Exercise requirements: How many lines in the records below contain the word "page"? Give only the number.

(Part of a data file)
*-*-*

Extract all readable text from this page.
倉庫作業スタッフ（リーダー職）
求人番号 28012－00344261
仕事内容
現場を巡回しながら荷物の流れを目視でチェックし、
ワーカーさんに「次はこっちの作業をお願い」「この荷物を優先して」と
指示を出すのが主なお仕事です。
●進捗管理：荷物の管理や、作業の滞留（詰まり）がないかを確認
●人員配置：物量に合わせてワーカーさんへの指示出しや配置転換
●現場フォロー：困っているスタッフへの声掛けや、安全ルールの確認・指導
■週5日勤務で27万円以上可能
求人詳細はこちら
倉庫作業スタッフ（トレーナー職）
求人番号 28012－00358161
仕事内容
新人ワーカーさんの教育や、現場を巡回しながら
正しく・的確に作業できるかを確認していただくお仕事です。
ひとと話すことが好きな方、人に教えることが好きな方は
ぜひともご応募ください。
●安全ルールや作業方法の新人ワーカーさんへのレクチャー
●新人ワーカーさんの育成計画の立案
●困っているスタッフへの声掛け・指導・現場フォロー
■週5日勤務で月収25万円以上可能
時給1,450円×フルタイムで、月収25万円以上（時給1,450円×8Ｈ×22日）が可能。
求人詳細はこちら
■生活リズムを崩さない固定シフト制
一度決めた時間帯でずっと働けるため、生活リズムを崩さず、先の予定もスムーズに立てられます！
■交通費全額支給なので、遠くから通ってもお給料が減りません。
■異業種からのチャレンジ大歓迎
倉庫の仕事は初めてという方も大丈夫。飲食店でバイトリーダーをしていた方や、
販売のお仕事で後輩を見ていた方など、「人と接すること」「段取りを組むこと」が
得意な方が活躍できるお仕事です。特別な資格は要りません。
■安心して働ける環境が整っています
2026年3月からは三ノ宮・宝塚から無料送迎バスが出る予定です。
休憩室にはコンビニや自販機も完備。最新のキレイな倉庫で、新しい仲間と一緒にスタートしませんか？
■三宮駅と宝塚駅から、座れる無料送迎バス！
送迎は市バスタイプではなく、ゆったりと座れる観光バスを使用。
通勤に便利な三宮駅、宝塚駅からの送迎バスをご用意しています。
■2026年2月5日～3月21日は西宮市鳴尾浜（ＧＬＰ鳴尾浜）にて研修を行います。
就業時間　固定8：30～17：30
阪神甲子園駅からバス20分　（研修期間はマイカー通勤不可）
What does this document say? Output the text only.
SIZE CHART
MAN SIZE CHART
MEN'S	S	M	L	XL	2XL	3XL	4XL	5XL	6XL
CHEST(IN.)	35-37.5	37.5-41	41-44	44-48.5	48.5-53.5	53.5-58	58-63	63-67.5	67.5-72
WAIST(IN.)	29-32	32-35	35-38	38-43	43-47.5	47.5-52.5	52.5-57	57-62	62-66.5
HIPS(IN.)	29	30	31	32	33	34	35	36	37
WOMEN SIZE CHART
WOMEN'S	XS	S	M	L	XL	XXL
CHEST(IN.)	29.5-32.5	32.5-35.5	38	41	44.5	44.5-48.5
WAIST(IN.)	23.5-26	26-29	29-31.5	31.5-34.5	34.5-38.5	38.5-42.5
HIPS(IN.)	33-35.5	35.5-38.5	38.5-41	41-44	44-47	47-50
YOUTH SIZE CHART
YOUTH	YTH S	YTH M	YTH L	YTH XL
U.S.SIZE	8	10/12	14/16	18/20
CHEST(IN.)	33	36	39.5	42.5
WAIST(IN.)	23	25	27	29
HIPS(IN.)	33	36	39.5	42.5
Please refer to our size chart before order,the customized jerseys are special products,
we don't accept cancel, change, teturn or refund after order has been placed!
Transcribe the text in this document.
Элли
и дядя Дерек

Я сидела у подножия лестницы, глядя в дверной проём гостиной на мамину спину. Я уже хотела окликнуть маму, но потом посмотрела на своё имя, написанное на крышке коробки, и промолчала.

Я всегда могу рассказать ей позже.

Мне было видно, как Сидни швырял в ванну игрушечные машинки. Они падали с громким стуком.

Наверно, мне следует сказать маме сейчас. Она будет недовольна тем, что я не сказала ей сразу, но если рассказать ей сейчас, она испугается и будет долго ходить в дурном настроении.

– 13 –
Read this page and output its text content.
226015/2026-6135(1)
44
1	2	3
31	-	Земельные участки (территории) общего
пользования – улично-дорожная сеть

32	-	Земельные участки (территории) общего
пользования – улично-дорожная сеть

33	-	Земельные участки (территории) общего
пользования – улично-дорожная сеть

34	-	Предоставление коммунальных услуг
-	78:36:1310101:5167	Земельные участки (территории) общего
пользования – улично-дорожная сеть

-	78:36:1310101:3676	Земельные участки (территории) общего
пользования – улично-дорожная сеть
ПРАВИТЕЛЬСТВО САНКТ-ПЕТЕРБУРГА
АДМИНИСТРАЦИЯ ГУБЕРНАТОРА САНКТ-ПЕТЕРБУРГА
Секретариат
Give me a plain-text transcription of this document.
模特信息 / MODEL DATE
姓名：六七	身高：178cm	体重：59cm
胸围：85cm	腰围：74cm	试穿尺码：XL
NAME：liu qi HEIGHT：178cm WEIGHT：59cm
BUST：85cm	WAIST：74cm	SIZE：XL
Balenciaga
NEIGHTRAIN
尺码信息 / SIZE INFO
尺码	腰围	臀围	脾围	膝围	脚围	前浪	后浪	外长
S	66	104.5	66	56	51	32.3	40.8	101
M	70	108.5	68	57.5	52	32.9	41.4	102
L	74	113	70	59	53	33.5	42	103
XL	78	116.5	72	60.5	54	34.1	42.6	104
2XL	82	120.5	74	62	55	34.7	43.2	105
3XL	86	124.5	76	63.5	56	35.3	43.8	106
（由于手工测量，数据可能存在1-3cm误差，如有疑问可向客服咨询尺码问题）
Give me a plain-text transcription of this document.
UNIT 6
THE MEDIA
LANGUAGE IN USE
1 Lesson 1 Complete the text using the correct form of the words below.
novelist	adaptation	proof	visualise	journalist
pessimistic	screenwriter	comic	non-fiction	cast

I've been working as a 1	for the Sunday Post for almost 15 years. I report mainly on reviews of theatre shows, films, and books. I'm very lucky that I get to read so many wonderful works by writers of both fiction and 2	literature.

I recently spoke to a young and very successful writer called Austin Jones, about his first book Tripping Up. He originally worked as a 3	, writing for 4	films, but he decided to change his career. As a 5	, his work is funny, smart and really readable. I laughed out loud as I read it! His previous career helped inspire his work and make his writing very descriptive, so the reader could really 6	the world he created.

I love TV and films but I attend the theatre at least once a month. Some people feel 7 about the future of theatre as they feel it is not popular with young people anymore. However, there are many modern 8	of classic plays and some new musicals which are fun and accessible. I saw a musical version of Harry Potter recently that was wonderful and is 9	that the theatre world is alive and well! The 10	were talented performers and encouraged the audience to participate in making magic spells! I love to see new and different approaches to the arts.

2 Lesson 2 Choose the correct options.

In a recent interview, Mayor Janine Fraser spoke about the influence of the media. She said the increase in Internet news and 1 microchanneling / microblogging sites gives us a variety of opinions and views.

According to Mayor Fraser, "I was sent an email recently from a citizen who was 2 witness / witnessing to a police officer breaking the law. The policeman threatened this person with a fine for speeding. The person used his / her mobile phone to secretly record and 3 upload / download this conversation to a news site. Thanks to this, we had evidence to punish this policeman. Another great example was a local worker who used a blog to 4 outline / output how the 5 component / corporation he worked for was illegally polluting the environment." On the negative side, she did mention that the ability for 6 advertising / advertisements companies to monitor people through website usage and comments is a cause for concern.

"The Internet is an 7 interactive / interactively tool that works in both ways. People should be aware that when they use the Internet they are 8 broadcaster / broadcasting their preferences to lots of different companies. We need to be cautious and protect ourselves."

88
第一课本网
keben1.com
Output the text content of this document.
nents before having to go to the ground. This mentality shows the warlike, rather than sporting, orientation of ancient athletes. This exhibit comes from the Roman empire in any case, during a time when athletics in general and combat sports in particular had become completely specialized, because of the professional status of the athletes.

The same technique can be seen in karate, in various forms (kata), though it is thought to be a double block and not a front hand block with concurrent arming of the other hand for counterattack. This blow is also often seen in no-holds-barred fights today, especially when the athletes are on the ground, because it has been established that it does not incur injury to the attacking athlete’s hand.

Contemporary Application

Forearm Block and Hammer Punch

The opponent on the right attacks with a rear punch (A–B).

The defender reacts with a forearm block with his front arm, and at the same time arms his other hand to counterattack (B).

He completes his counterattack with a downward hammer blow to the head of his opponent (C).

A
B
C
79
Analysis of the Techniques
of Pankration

*-*-*

Complete response: 2